• EXTRACTED ENTRIES
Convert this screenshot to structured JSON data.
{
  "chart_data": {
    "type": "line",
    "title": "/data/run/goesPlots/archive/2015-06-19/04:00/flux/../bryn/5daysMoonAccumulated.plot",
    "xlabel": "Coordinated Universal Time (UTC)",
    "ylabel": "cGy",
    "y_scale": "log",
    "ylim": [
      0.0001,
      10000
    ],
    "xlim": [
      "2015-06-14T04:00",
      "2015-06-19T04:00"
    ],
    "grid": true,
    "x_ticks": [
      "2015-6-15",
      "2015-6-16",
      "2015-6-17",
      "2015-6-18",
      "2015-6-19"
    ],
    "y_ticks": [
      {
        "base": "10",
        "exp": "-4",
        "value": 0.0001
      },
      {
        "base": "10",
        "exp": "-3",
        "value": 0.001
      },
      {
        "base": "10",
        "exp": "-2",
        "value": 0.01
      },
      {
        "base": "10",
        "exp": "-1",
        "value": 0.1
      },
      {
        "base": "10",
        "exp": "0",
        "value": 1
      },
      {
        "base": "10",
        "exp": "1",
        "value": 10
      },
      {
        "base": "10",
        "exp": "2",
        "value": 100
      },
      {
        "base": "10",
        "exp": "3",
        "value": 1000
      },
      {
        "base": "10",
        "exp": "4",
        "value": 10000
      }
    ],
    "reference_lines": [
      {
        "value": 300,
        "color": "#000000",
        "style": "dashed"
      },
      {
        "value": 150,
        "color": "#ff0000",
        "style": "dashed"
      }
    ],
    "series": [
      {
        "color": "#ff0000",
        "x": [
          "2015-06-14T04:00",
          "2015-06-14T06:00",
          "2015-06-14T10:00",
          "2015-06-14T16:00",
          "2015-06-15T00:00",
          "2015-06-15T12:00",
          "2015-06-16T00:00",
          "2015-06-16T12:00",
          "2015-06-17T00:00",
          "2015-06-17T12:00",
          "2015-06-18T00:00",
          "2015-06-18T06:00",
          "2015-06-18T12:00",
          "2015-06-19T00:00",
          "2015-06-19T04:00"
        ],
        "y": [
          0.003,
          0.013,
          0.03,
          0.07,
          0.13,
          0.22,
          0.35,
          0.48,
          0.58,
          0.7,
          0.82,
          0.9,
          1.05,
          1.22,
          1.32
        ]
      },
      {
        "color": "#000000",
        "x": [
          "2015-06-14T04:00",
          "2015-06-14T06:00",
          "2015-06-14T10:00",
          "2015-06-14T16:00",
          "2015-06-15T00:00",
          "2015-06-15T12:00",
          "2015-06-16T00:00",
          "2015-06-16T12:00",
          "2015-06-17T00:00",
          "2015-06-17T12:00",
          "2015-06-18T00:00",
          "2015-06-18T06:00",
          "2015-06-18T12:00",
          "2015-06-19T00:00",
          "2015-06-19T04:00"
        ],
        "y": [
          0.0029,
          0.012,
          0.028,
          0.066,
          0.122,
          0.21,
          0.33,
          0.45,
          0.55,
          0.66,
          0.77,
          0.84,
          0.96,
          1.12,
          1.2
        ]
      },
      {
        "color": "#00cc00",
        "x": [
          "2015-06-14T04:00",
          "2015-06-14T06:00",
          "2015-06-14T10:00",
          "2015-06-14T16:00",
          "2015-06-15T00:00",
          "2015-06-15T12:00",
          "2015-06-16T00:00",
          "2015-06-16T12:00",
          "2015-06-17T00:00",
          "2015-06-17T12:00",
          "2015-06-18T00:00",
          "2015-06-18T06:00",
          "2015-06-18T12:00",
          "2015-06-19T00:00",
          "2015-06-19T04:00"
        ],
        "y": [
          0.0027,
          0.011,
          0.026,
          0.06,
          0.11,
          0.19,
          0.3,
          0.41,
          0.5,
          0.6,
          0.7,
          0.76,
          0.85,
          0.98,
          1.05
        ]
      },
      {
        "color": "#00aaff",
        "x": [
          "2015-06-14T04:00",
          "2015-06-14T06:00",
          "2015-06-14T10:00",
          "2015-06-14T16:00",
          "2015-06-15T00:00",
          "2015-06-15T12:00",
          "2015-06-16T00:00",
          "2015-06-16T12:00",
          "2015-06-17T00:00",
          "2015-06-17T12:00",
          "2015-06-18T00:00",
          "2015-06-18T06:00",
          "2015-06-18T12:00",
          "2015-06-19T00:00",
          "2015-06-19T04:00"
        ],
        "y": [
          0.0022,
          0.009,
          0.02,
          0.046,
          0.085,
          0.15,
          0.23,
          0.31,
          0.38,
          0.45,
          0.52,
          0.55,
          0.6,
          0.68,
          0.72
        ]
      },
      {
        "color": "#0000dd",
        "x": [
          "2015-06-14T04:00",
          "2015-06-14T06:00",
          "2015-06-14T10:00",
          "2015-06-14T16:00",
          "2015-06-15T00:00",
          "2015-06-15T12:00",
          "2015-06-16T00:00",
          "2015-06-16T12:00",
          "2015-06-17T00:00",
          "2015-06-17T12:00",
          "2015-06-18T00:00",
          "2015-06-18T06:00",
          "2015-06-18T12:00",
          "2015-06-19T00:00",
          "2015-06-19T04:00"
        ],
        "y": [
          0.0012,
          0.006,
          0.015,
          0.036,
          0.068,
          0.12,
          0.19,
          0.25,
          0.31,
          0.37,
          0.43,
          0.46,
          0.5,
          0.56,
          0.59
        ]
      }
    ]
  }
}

• EXERCISE DESCRIPTION
Repeat the data precisely, line by line.

• THE OUTPUT
Convert this screenshot to structured JSON data.
{
  "chart_data": {
    "type": "line",
    "title": "/data/run/goesPlots/archive/2015-06-19/04:00/flux/../bryn/5daysMoonAccumulated.plot",
    "xlabel": "Coordinated Universal Time (UTC)",
    "ylabel": "cGy",
    "y_scale": "log",
    "ylim": [
      0.0001,
      10000
    ],
    "xlim": [
      "2015-06-14T04:00",
      "2015-06-19T04:00"
    ],
    "grid": true,
    "x_ticks": [
      "2015-6-15",
      "2015-6-16",
      "2015-6-17",
      "2015-6-18",
      "2015-6-19"
    ],
    "y_ticks": [
      {
        "base": "10",
        "exp": "-4",
        "value": 0.0001
      },
      {
        "base": "10",
        "exp": "-3",
        "value": 0.001
      },
      {
        "base": "10",
        "exp": "-2",
        "value": 0.01
      },
      {
        "base": "10",
        "exp": "-1",
        "value": 0.1
      },
      {
        "base": "10",
        "exp": "0",
        "value": 1
      },
      {
        "base": "10",
        "exp": "1",
        "value": 10
      },
      {
        "base": "10",
        "exp": "2",
        "value": 100
      },
      {
        "base": "10",
        "exp": "3",
        "value": 1000
      },
      {
        "base": "10",
        "exp": "4",
        "value": 10000
      }
    ],
    "reference_lines": [
      {
        "value": 300,
        "color": "#000000",
        "style": "dashed"
      },
      {
        "value": 150,
        "color": "#ff0000",
        "style": "dashed"
      }
    ],
    "series": [
      {
        "color": "#ff0000",
        "x": [
          "2015-06-14T04:00",
          "2015-06-14T06:00",
          "2015-06-14T10:00",
          "2015-06-14T16:00",
          "2015-06-15T00:00",
          "2015-06-15T12:00",
          "2015-06-16T00:00",
          "2015-06-16T12:00",
          "2015-06-17T00:00",
          "2015-06-17T12:00",
          "2015-06-18T00:00",
          "2015-06-18T06:00",
          "2015-06-18T12:00",
          "2015-06-19T00:00",
          "2015-06-19T04:00"
        ],
        "y": [
          0.003,
          0.013,
          0.03,
          0.07,
          0.13,
          0.22,
          0.35,
          0.48,
          0.58,
          0.7,
          0.82,
          0.9,
          1.05,
          1.22,
          1.32
        ]
      },
      {
        "color": "#000000",
        "x": [
          "2015-06-14T04:00",
          "2015-06-14T06:00",
          "2015-06-14T10:00",
          "2015-06-14T16:00",
          "2015-06-15T00:00",
          "2015-06-15T12:00",
          "2015-06-16T00:00",
          "2015-06-16T12:00",
          "2015-06-17T00:00",
          "2015-06-17T12:00",
          "2015-06-18T00:00",
          "2015-06-18T06:00",
          "2015-06-18T12:00",
          "2015-06-19T00:00",
          "2015-06-19T04:00"
        ],
        "y": [
          0.0029,
          0.012,
          0.028,
          0.066,
          0.122,
          0.21,
          0.33,
          0.45,
          0.55,
          0.66,
          0.77,
          0.84,
          0.96,
          1.12,
          1.2
        ]
      },
      {
        "color": "#00cc00",
        "x": [
          "2015-06-14T04:00",
          "2015-06-14T06:00",
          "2015-06-14T10:00",
          "2015-06-14T16:00",
          "2015-06-15T00:00",
          "2015-06-15T12:00",
          "2015-06-16T00:00",
          "2015-06-16T12:00",
          "2015-06-17T00:00",
          "2015-06-17T12:00",
          "2015-06-18T00:00",
          "2015-06-18T06:00",
          "2015-06-18T12:00",
          "2015-06-19T00:00",
          "2015-06-19T04:00"
        ],
        "y": [
          0.0027,
          0.011,
          0.026,
          0.06,
          0.11,
          0.19,
          0.3,
          0.41,
          0.5,
          0.6,
          0.7,
          0.76,
          0.85,
          0.98,
          1.05
        ]
      },
      {
        "color": "#00aaff",
        "x": [
          "2015-06-14T04:00",
          "2015-06-14T06:00",
          "2015-06-14T10:00",
          "2015-06-14T16:00",
          "2015-06-15T00:00",
          "2015-06-15T12:00",
          "2015-06-16T00:00",
          "2015-06-16T12:00",
          "2015-06-17T00:00",
          "2015-06-17T12:00",
          "2015-06-18T00:00",
          "2015-06-18T06:00",
          "2015-06-18T12:00",
          "2015-06-19T00:00",
          "2015-06-19T04:00"
        ],
        "y": [
          0.0022,
          0.009,
          0.02,
          0.046,
          0.085,
          0.15,
          0.23,
          0.31,
          0.38,
          0.45,
          0.52,
          0.55,
          0.6,
          0.68,
          0.72
        ]
      },
      {
        "color": "#0000dd",
        "x": [
          "2015-06-14T04:00",
          "2015-06-14T06:00",
          "2015-06-14T10:00",
          "2015-06-14T16:00",
          "2015-06-15T00:00",
          "2015-06-15T12:00",
          "2015-06-16T00:00",
          "2015-06-16T12:00",
          "2015-06-17T00:00",
          "2015-06-17T12:00",
          "2015-06-18T00:00",
          "2015-06-18T06:00",
          "2015-06-18T12:00",
          "2015-06-19T00:00",
          "2015-06-19T04:00"
        ],
        "y": [
          0.0012,
          0.006,
          0.015,
          0.036,
          0.068,
          0.12,
          0.19,
          0.25,
          0.31,
          0.37,
          0.43,
          0.46,
          0.5,
          0.56,
          0.59
        ]
      }
    ]
  }
}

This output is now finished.